(Exercise): A verbatim copy of the records is required, with all pictures left out.

(Dataset entries):
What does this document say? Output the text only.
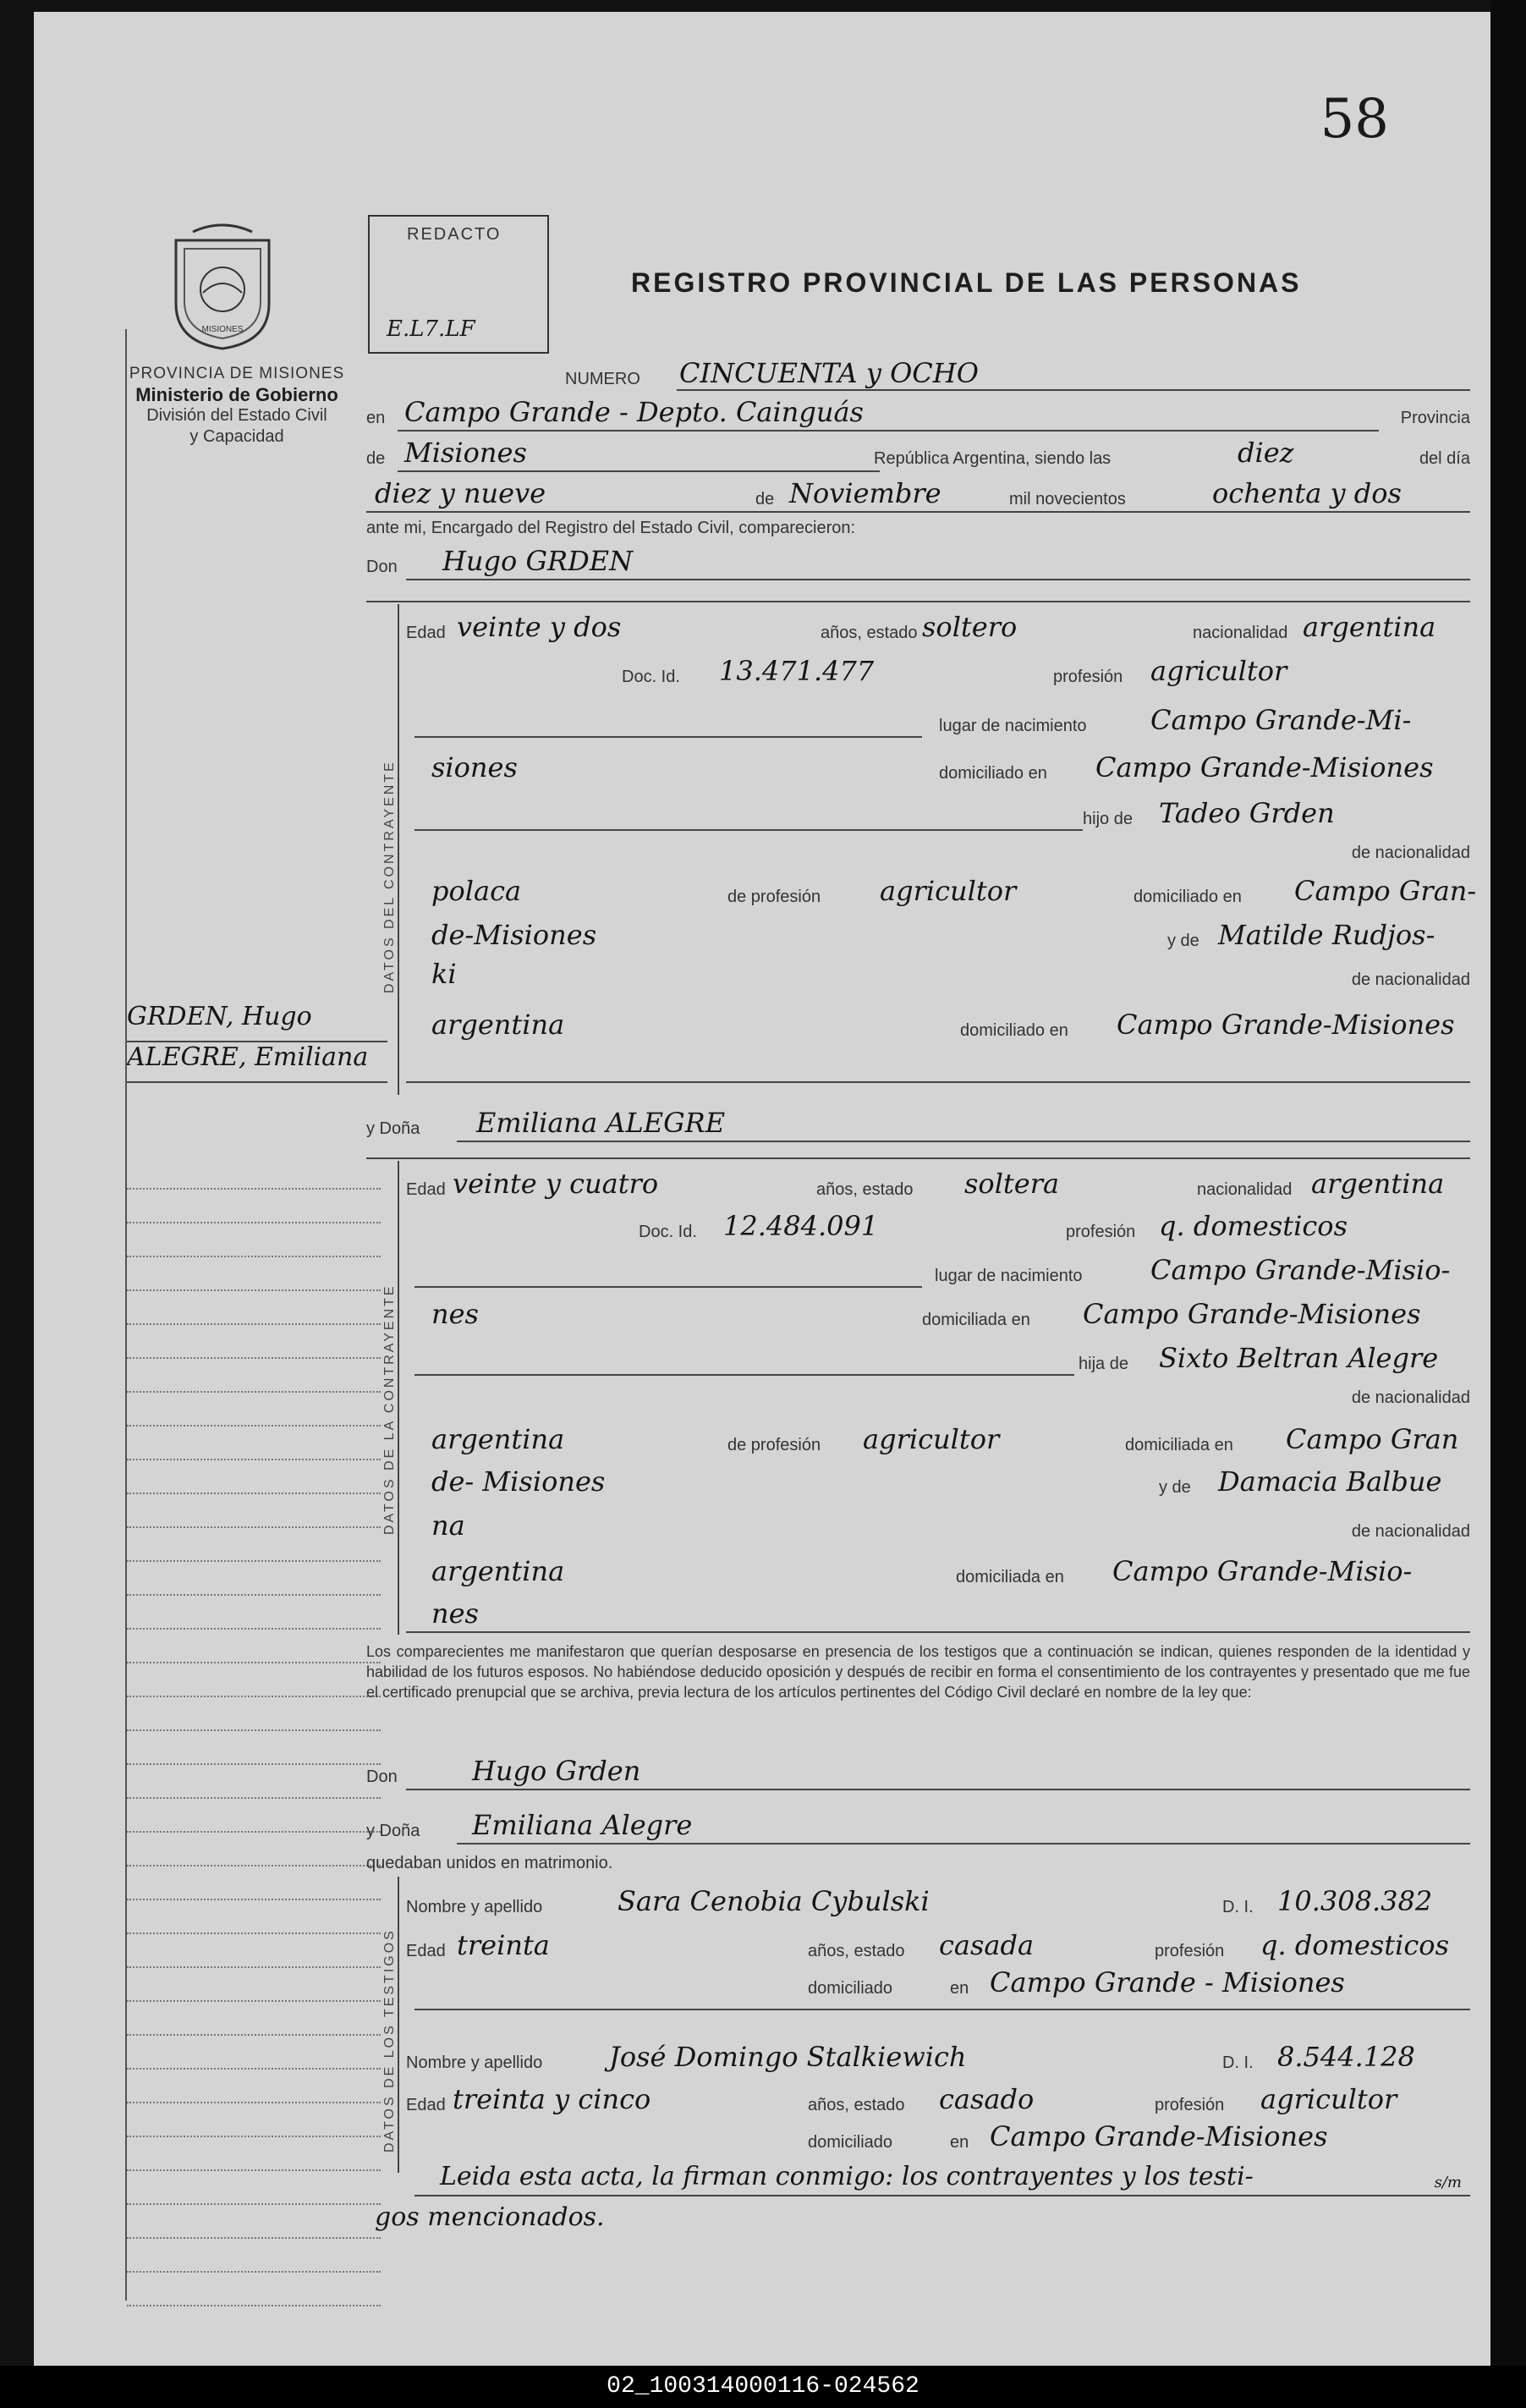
58
MISIONES
PROVINCIA DE MISIONES
Ministerio de Gobierno
División del Estado Civil
y Capacidad
GRDEN, Hugo
ALEGRE, Emiliana
REDACTO
E.L7.LF
REGISTRO PROVINCIAL DE LAS PERSONAS
NUMERO CINCUENTA y OCHO
en Campo Grande - Depto. Cainguás	Provincia
de Misiones	República Argentina, siendo las	diez	del día
diez y nueve	de Noviembre	mil novecientos	ochenta y dos
ante mi, Encargado del Registro del Estado Civil, comparecieron:
Don Hugo GRDEN
DATOS DEL CONTRAYENTE
Edad veinte y dos	años, estado soltero	nacionalidad argentina
Doc. Id. 13.471.477	profesión agricultor
lugar de nacimiento Campo Grande-Mi-
siones	domiciliado en Campo Grande-Misiones
hijo de Tadeo Grden
de nacionalidad
polaca	de profesión agricultor	domiciliado en Campo Gran-
de-Misiones	y de Matilde Rudjos-
ki	de nacionalidad
argentina	domiciliado en Campo Grande-Misiones
y Doña Emiliana ALEGRE
DATOS DE LA CONTRAYENTE
Edad veinte y cuatro	años, estado soltera	nacionalidad argentina
Doc. Id. 12.484.091	profesión q. domesticos
lugar de nacimiento	Campo Grande-Misio-
nes	domiciliada en Campo Grande-Misiones
hija de Sixto Beltran Alegre
de nacionalidad
argentina	de profesión agricultor	domiciliada en Campo Gran
de- Misiones	y de Damacia Balbue
na	de nacionalidad
argentina	domiciliada en Campo Grande-Misio-
nes
Los comparecientes me manifestaron que querían desposarse en presencia de los testigos que a continuación se indican, quienes responden de la identidad y habilidad de los futuros esposos. No habiéndose deducido oposición y después de recibir en forma el consentimiento de los contrayentes y presentado que me fue el certificado prenupcial que se archiva, previa lectura de los artículos pertinentes del Código Civil declaré en nombre de la ley que:
Don	Hugo Grden
y Doña Emiliana Alegre
quedaban unidos en matrimonio.
DATOS DE LOS TESTIGOS
Nombre y apellido	Sara Cenobia Cybulski	D. I. 10.308.382
Edad treinta	años, estado casada	profesión q. domesticos
domiciliado	en Campo Grande - Misiones
Nombre y apellido José Domingo Stalkiewich	D. I. 8.544.128
Edad treinta y cinco	años, estado casado	profesión agricultor
domiciliado	en Campo Grande-Misiones
Leida esta acta, la firman conmigo: los contrayentes y los testi-	s/m
gos mencionados.
02_100314000116-024562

(Response to the exercise):
What does this document say? Output the text only.
58
MISIONES
PROVINCIA DE MISIONES
Ministerio de Gobierno
División del Estado Civil
y Capacidad
GRDEN, Hugo
ALEGRE, Emiliana
REDACTO
E.L7.LF
REGISTRO PROVINCIAL DE LAS PERSONAS
NUMERO CINCUENTA y OCHO
en Campo Grande - Depto. Cainguás	Provincia
de Misiones	República Argentina, siendo las	diez	del día
diez y nueve	de Noviembre	mil novecientos	ochenta y dos
ante mi, Encargado del Registro del Estado Civil, comparecieron:
Don Hugo GRDEN
DATOS DEL CONTRAYENTE
Edad veinte y dos	años, estado soltero	nacionalidad argentina
Doc. Id. 13.471.477	profesión agricultor
lugar de nacimiento Campo Grande-Mi-
siones	domiciliado en Campo Grande-Misiones
hijo de Tadeo Grden
de nacionalidad
polaca	de profesión agricultor	domiciliado en Campo Gran-
de-Misiones	y de Matilde Rudjos-
ki	de nacionalidad
argentina	domiciliado en Campo Grande-Misiones
y Doña Emiliana ALEGRE
DATOS DE LA CONTRAYENTE
Edad veinte y cuatro	años, estado soltera	nacionalidad argentina
Doc. Id. 12.484.091	profesión q. domesticos
lugar de nacimiento	Campo Grande-Misio-
nes	domiciliada en Campo Grande-Misiones
hija de Sixto Beltran Alegre
de nacionalidad
argentina	de profesión agricultor	domiciliada en Campo Gran
de- Misiones	y de Damacia Balbue
na	de nacionalidad
argentina	domiciliada en Campo Grande-Misio-
nes
Los comparecientes me manifestaron que querían desposarse en presencia de los testigos que a continuación se indican, quienes responden de la identidad y habilidad de los futuros esposos. No habiéndose deducido oposición y después de recibir en forma el consentimiento de los contrayentes y presentado que me fue el certificado prenupcial que se archiva, previa lectura de los artículos pertinentes del Código Civil declaré en nombre de la ley que:
Don	Hugo Grden
y Doña Emiliana Alegre
quedaban unidos en matrimonio.
DATOS DE LOS TESTIGOS
Nombre y apellido	Sara Cenobia Cybulski	D. I. 10.308.382
Edad treinta	años, estado casada	profesión q. domesticos
domiciliado	en Campo Grande - Misiones
Nombre y apellido José Domingo Stalkiewich	D. I. 8.544.128
Edad treinta y cinco	años, estado casado	profesión agricultor
domiciliado	en Campo Grande-Misiones
Leida esta acta, la firman conmigo: los contrayentes y los testi-	s/m
gos mencionados.
02_100314000116-024562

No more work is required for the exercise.